DATASET EXTRACT:
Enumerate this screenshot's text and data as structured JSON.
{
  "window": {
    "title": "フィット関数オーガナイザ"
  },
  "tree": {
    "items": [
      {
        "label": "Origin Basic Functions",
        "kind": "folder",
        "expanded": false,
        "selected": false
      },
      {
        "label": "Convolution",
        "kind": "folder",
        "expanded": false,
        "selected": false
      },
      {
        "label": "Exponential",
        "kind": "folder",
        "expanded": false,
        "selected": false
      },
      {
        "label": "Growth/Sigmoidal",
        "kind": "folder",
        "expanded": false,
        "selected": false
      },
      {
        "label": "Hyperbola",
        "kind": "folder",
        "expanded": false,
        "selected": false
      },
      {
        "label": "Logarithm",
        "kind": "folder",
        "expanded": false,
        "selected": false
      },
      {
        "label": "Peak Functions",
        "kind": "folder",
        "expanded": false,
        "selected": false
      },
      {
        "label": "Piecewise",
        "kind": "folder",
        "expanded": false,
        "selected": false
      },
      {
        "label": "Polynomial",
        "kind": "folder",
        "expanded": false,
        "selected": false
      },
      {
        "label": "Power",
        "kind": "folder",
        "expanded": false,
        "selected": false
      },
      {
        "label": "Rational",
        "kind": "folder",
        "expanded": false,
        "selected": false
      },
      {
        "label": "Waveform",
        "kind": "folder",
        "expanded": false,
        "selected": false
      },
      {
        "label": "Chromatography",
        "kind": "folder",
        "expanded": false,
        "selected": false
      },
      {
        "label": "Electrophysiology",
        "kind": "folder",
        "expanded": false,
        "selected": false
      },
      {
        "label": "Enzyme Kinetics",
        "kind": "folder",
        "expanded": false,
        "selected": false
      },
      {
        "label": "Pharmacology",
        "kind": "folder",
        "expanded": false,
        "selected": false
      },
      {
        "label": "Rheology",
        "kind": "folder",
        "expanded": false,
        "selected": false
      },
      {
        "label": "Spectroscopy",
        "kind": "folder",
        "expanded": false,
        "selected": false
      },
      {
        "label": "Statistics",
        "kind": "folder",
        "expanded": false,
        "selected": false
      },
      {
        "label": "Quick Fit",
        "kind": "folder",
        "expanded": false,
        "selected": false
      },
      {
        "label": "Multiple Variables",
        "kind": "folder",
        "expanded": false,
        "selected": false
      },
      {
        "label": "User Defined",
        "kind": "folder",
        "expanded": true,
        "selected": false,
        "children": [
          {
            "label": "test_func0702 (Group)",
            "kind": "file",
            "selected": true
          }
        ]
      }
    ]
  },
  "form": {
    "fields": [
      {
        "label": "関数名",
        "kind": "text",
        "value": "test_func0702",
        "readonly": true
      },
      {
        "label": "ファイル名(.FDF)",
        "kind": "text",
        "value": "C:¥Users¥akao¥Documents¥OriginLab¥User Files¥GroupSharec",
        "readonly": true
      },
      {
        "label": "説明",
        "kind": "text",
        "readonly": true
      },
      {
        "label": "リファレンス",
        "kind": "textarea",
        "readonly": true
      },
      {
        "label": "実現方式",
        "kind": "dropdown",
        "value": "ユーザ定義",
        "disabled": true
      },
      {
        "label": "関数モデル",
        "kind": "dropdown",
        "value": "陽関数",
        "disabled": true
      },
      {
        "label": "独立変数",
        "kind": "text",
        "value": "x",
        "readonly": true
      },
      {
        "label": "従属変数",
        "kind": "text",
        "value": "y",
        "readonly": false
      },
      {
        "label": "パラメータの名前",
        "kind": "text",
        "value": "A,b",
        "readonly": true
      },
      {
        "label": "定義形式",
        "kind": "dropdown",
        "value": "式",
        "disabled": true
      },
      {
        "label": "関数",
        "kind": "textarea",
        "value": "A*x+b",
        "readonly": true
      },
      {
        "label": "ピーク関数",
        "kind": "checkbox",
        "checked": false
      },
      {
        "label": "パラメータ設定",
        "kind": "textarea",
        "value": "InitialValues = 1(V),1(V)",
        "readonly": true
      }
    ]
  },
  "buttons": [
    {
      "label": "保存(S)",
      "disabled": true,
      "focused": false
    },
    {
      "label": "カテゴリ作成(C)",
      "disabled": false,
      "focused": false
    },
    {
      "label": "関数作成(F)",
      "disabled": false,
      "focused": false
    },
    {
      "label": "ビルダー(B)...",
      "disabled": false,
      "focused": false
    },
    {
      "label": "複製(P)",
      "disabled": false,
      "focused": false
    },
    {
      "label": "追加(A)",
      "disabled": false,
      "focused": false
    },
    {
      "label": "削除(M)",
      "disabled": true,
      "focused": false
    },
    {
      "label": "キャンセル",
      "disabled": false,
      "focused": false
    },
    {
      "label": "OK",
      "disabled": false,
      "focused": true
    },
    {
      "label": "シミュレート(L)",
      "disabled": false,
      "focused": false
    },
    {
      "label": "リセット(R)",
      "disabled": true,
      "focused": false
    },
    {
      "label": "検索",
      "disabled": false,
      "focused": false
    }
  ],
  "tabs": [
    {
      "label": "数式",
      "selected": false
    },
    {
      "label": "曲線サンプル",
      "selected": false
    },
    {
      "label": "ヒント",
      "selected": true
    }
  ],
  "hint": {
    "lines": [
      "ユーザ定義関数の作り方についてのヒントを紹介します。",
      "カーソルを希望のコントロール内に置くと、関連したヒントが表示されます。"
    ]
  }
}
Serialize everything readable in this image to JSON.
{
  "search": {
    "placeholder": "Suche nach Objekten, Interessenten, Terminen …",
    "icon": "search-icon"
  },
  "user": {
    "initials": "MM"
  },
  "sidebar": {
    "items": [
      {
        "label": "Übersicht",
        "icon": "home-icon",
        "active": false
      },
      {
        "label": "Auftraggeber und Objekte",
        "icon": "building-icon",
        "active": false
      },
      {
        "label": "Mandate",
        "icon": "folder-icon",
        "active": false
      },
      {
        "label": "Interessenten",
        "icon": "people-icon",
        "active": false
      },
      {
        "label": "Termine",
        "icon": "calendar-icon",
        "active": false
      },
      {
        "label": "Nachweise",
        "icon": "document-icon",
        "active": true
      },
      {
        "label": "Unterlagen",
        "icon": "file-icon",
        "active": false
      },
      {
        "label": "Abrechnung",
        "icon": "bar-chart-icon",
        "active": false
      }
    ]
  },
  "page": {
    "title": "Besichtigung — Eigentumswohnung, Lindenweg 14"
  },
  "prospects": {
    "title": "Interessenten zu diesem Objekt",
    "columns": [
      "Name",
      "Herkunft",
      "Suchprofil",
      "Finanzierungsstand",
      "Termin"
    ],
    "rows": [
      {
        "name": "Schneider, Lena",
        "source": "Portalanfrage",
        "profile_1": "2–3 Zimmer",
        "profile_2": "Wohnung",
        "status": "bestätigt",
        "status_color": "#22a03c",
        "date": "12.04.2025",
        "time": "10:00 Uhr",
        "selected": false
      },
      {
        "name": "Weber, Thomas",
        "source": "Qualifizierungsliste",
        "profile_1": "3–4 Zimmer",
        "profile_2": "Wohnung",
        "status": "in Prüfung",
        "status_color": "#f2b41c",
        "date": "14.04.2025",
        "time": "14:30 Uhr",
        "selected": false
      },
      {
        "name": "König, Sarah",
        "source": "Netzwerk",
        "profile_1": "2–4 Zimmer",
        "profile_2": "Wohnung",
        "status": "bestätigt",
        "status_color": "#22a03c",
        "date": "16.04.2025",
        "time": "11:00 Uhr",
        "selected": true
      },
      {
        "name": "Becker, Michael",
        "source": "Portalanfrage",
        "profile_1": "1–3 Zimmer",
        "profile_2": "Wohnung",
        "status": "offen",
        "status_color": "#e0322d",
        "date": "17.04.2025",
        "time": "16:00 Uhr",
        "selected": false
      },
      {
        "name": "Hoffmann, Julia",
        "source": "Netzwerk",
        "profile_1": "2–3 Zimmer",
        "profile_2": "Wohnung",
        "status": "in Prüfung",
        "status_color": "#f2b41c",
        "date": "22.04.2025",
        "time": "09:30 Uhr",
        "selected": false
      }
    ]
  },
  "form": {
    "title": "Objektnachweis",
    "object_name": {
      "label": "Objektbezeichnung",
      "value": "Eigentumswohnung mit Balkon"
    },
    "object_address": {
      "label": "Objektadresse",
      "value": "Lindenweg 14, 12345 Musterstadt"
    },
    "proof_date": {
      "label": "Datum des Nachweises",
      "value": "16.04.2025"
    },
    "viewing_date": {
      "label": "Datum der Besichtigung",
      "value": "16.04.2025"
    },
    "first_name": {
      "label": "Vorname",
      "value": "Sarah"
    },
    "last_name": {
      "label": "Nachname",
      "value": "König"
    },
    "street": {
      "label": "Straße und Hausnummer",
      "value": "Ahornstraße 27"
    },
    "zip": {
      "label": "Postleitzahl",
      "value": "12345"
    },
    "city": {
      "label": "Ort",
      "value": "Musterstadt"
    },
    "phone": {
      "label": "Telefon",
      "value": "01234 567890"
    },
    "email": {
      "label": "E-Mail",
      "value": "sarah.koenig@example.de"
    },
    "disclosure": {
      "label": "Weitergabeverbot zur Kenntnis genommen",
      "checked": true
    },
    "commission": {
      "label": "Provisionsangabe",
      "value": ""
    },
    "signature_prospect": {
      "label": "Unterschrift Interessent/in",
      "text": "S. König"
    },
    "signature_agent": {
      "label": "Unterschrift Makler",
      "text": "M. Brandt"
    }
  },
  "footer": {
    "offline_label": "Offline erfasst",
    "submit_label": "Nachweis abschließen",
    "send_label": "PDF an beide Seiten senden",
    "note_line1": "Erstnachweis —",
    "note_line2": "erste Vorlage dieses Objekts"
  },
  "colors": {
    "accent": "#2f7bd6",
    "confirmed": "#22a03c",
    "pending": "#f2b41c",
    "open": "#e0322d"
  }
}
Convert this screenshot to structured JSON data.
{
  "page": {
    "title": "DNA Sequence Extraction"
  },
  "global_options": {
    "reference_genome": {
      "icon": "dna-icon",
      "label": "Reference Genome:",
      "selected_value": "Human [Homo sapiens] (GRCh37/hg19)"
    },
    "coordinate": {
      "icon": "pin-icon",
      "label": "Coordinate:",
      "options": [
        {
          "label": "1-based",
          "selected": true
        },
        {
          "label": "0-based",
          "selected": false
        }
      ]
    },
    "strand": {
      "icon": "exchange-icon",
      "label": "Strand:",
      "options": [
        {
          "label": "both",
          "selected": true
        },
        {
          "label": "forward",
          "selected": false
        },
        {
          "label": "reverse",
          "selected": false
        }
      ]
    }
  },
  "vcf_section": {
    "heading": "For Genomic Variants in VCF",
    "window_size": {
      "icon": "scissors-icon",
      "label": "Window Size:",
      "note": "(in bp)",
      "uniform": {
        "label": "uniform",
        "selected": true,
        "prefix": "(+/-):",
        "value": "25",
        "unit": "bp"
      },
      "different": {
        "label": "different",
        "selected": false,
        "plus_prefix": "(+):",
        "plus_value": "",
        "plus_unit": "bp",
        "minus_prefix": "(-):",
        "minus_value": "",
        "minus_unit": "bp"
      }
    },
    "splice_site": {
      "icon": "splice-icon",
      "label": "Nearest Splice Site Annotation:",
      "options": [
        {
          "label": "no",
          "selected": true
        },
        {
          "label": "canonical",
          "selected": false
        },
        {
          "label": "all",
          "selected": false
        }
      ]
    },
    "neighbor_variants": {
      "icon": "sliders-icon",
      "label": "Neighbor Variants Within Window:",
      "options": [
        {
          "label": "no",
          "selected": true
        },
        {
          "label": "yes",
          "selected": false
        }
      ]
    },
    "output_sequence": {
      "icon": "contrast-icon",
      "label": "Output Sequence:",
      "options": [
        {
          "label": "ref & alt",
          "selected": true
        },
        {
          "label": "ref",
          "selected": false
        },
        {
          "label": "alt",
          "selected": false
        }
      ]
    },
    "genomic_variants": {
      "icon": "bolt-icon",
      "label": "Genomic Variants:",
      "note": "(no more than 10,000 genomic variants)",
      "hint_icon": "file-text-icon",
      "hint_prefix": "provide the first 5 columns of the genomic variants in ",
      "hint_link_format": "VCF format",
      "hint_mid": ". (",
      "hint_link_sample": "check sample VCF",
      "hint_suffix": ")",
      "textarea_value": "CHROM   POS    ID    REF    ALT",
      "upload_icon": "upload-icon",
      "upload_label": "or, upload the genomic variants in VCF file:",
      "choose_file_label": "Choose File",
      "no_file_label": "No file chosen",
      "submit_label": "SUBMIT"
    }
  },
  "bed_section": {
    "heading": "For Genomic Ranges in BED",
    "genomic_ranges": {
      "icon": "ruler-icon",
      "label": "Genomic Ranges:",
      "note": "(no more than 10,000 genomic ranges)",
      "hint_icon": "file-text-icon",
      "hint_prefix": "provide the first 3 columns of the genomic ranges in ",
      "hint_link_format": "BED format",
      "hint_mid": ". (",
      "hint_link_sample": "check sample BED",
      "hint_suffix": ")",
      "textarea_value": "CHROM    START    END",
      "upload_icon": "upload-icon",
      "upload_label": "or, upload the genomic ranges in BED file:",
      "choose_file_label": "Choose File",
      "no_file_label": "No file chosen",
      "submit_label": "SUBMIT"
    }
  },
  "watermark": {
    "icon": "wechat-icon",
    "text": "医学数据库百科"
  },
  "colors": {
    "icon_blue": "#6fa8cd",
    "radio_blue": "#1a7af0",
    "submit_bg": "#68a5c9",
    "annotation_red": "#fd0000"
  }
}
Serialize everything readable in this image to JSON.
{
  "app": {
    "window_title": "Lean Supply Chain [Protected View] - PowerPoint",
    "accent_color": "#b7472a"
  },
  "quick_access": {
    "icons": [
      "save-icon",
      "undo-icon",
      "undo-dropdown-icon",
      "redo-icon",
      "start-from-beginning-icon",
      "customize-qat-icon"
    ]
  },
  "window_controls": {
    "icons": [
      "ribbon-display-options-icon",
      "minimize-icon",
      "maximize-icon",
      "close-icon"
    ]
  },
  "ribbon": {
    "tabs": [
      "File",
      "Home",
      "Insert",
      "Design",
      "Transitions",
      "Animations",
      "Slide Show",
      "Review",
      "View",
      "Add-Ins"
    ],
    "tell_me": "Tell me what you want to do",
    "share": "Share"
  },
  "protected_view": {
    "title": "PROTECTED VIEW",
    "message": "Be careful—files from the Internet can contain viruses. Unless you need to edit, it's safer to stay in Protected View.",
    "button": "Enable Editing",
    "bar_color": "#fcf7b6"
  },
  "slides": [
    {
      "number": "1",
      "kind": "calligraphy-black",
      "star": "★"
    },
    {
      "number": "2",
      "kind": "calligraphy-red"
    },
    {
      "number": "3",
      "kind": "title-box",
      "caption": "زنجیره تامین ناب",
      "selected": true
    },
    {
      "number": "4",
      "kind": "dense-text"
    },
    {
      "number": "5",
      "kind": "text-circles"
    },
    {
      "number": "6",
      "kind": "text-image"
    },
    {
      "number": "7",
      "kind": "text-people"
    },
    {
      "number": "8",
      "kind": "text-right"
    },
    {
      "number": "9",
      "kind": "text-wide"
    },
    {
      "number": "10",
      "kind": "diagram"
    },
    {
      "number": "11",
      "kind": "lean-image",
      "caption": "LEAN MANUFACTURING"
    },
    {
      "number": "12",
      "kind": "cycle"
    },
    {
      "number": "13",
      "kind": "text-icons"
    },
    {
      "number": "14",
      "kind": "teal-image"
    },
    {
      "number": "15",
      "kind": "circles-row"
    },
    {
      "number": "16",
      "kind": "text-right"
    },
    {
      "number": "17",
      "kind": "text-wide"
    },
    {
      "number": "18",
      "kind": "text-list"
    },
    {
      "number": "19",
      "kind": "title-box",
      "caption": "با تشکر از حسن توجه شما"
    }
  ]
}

TASK INSTRUCTIONS:
The total wanted is the number of lines in the entries above that contain "Functions". Give it alone.

RESPONSE FOR THIS EXERCISE:
2